[Task brief] Transcribe the listing word for word.

--- Start of Records provided ---

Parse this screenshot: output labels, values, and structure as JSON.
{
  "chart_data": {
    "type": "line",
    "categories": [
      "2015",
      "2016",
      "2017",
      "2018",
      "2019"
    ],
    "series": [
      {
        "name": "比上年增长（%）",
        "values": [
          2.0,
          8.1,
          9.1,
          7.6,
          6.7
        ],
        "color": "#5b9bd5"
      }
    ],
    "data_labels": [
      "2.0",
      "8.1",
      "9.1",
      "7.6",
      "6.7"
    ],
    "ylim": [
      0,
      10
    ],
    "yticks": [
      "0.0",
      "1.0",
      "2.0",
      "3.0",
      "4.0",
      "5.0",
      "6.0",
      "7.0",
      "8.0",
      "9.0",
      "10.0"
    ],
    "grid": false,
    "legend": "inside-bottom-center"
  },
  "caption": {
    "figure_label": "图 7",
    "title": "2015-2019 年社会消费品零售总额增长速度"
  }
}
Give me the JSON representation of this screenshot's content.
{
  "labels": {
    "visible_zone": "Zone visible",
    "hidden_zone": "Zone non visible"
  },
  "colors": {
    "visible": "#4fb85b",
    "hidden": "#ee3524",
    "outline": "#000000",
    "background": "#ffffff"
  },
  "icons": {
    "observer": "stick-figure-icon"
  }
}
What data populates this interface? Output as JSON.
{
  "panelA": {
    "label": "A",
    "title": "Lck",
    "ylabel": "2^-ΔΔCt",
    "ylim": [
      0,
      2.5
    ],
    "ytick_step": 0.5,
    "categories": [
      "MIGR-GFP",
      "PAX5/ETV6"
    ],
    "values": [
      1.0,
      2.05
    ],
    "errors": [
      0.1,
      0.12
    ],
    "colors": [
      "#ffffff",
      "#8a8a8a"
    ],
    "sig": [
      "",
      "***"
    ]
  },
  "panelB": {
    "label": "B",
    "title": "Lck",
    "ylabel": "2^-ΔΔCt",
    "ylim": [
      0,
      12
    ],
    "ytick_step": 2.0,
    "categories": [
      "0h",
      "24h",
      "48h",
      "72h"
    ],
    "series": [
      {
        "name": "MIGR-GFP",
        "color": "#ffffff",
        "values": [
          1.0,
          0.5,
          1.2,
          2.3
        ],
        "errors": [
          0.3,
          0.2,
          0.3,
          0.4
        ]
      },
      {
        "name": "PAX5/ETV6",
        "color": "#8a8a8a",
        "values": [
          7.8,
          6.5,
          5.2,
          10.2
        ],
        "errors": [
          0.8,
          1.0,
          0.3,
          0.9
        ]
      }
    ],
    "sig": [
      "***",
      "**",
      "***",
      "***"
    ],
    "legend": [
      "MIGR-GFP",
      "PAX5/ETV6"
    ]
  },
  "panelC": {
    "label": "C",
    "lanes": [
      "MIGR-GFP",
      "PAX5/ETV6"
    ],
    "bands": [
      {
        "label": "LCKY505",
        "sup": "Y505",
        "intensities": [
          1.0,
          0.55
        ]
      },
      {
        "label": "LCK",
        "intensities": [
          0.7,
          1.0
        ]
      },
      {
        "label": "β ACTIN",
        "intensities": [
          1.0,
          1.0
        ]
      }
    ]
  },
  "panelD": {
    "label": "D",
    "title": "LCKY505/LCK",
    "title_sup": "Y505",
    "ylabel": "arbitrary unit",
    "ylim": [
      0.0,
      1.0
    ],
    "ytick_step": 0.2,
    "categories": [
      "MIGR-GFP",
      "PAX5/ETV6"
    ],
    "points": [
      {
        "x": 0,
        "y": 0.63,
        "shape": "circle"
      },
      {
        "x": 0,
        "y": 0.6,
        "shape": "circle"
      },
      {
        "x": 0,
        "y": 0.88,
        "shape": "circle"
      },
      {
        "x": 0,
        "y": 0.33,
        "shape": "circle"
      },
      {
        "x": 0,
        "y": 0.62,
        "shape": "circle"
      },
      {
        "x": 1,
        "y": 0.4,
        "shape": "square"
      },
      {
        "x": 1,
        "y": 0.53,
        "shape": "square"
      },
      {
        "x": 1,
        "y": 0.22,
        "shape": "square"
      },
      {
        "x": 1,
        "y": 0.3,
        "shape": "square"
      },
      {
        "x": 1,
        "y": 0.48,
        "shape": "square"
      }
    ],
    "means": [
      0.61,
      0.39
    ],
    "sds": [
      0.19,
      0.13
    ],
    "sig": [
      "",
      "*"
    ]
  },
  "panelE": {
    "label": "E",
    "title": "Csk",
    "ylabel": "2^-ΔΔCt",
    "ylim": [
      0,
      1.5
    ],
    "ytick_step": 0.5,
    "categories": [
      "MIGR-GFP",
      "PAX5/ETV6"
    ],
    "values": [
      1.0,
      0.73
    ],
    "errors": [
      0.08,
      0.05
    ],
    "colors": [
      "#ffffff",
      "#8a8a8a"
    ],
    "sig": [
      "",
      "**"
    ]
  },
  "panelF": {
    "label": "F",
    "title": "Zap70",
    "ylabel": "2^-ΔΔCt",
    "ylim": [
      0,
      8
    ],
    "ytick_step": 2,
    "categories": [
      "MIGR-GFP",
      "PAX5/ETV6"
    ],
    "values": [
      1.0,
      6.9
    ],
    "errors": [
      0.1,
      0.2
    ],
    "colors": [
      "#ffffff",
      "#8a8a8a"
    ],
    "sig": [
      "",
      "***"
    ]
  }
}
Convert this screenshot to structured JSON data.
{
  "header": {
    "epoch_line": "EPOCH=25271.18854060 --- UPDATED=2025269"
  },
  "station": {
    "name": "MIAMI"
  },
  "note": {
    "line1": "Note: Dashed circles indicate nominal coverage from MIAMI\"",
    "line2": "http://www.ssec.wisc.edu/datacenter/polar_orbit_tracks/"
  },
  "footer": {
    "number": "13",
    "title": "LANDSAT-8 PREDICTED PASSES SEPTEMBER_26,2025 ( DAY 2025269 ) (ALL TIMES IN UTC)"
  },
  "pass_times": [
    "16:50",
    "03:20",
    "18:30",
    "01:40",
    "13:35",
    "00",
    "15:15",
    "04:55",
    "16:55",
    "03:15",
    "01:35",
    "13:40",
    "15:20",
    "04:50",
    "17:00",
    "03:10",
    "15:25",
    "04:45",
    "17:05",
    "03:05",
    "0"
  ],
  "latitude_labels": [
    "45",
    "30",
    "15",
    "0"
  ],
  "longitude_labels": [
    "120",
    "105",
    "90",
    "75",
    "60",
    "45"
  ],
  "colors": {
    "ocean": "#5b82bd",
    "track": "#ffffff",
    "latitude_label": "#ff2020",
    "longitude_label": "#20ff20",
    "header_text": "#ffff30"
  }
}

--- End of Records provided ---

[Written solution]
Parse this screenshot: output labels, values, and structure as JSON.
{
  "chart_data": {
    "type": "line",
    "categories": [
      "2015",
      "2016",
      "2017",
      "2018",
      "2019"
    ],
    "series": [
      {
        "name": "比上年增长（%）",
        "values": [
          2.0,
          8.1,
          9.1,
          7.6,
          6.7
        ],
        "color": "#5b9bd5"
      }
    ],
    "data_labels": [
      "2.0",
      "8.1",
      "9.1",
      "7.6",
      "6.7"
    ],
    "ylim": [
      0,
      10
    ],
    "yticks": [
      "0.0",
      "1.0",
      "2.0",
      "3.0",
      "4.0",
      "5.0",
      "6.0",
      "7.0",
      "8.0",
      "9.0",
      "10.0"
    ],
    "grid": false,
    "legend": "inside-bottom-center"
  },
  "caption": {
    "figure_label": "图 7",
    "title": "2015-2019 年社会消费品零售总额增长速度"
  }
}
Give me the JSON representation of this screenshot's content.
{
  "labels": {
    "visible_zone": "Zone visible",
    "hidden_zone": "Zone non visible"
  },
  "colors": {
    "visible": "#4fb85b",
    "hidden": "#ee3524",
    "outline": "#000000",
    "background": "#ffffff"
  },
  "icons": {
    "observer": "stick-figure-icon"
  }
}
What data populates this interface? Output as JSON.
{
  "panelA": {
    "label": "A",
    "title": "Lck",
    "ylabel": "2^-ΔΔCt",
    "ylim": [
      0,
      2.5
    ],
    "ytick_step": 0.5,
    "categories": [
      "MIGR-GFP",
      "PAX5/ETV6"
    ],
    "values": [
      1.0,
      2.05
    ],
    "errors": [
      0.1,
      0.12
    ],
    "colors": [
      "#ffffff",
      "#8a8a8a"
    ],
    "sig": [
      "",
      "***"
    ]
  },
  "panelB": {
    "label": "B",
    "title": "Lck",
    "ylabel": "2^-ΔΔCt",
    "ylim": [
      0,
      12
    ],
    "ytick_step": 2.0,
    "categories": [
      "0h",
      "24h",
      "48h",
      "72h"
    ],
    "series": [
      {
        "name": "MIGR-GFP",
        "color": "#ffffff",
        "values": [
          1.0,
          0.5,
          1.2,
          2.3
        ],
        "errors": [
          0.3,
          0.2,
          0.3,
          0.4
        ]
      },
      {
        "name": "PAX5/ETV6",
        "color": "#8a8a8a",
        "values": [
          7.8,
          6.5,
          5.2,
          10.2
        ],
        "errors": [
          0.8,
          1.0,
          0.3,
          0.9
        ]
      }
    ],
    "sig": [
      "***",
      "**",
      "***",
      "***"
    ],
    "legend": [
      "MIGR-GFP",
      "PAX5/ETV6"
    ]
  },
  "panelC": {
    "label": "C",
    "lanes": [
      "MIGR-GFP",
      "PAX5/ETV6"
    ],
    "bands": [
      {
        "label": "LCKY505",
        "sup": "Y505",
        "intensities": [
          1.0,
          0.55
        ]
      },
      {
        "label": "LCK",
        "intensities": [
          0.7,
          1.0
        ]
      },
      {
        "label": "β ACTIN",
        "intensities": [
          1.0,
          1.0
        ]
      }
    ]
  },
  "panelD": {
    "label": "D",
    "title": "LCKY505/LCK",
    "title_sup": "Y505",
    "ylabel": "arbitrary unit",
    "ylim": [
      0.0,
      1.0
    ],
    "ytick_step": 0.2,
    "categories": [
      "MIGR-GFP",
      "PAX5/ETV6"
    ],
    "points": [
      {
        "x": 0,
        "y": 0.63,
        "shape": "circle"
      },
      {
        "x": 0,
        "y": 0.6,
        "shape": "circle"
      },
      {
        "x": 0,
        "y": 0.88,
        "shape": "circle"
      },
      {
        "x": 0,
        "y": 0.33,
        "shape": "circle"
      },
      {
        "x": 0,
        "y": 0.62,
        "shape": "circle"
      },
      {
        "x": 1,
        "y": 0.4,
        "shape": "square"
      },
      {
        "x": 1,
        "y": 0.53,
        "shape": "square"
      },
      {
        "x": 1,
        "y": 0.22,
        "shape": "square"
      },
      {
        "x": 1,
        "y": 0.3,
        "shape": "square"
      },
      {
        "x": 1,
        "y": 0.48,
        "shape": "square"
      }
    ],
    "means": [
      0.61,
      0.39
    ],
    "sds": [
      0.19,
      0.13
    ],
    "sig": [
      "",
      "*"
    ]
  },
  "panelE": {
    "label": "E",
    "title": "Csk",
    "ylabel": "2^-ΔΔCt",
    "ylim": [
      0,
      1.5
    ],
    "ytick_step": 0.5,
    "categories": [
      "MIGR-GFP",
      "PAX5/ETV6"
    ],
    "values": [
      1.0,
      0.73
    ],
    "errors": [
      0.08,
      0.05
    ],
    "colors": [
      "#ffffff",
      "#8a8a8a"
    ],
    "sig": [
      "",
      "**"
    ]
  },
  "panelF": {
    "label": "F",
    "title": "Zap70",
    "ylabel": "2^-ΔΔCt",
    "ylim": [
      0,
      8
    ],
    "ytick_step": 2,
    "categories": [
      "MIGR-GFP",
      "PAX5/ETV6"
    ],
    "values": [
      1.0,
      6.9
    ],
    "errors": [
      0.1,
      0.2
    ],
    "colors": [
      "#ffffff",
      "#8a8a8a"
    ],
    "sig": [
      "",
      "***"
    ]
  }
}
Convert this screenshot to structured JSON data.
{
  "header": {
    "epoch_line": "EPOCH=25271.18854060 --- UPDATED=2025269"
  },
  "station": {
    "name": "MIAMI"
  },
  "note": {
    "line1": "Note: Dashed circles indicate nominal coverage from MIAMI\"",
    "line2": "http://www.ssec.wisc.edu/datacenter/polar_orbit_tracks/"
  },
  "footer": {
    "number": "13",
    "title": "LANDSAT-8 PREDICTED PASSES SEPTEMBER_26,2025 ( DAY 2025269 ) (ALL TIMES IN UTC)"
  },
  "pass_times": [
    "16:50",
    "03:20",
    "18:30",
    "01:40",
    "13:35",
    "00",
    "15:15",
    "04:55",
    "16:55",
    "03:15",
    "01:35",
    "13:40",
    "15:20",
    "04:50",
    "17:00",
    "03:10",
    "15:25",
    "04:45",
    "17:05",
    "03:05",
    "0"
  ],
  "latitude_labels": [
    "45",
    "30",
    "15",
    "0"
  ],
  "longitude_labels": [
    "120",
    "105",
    "90",
    "75",
    "60",
    "45"
  ],
  "colors": {
    "ocean": "#5b82bd",
    "track": "#ffffff",
    "latitude_label": "#ff2020",
    "longitude_label": "#20ff20",
    "header_text": "#ffff30"
  }
}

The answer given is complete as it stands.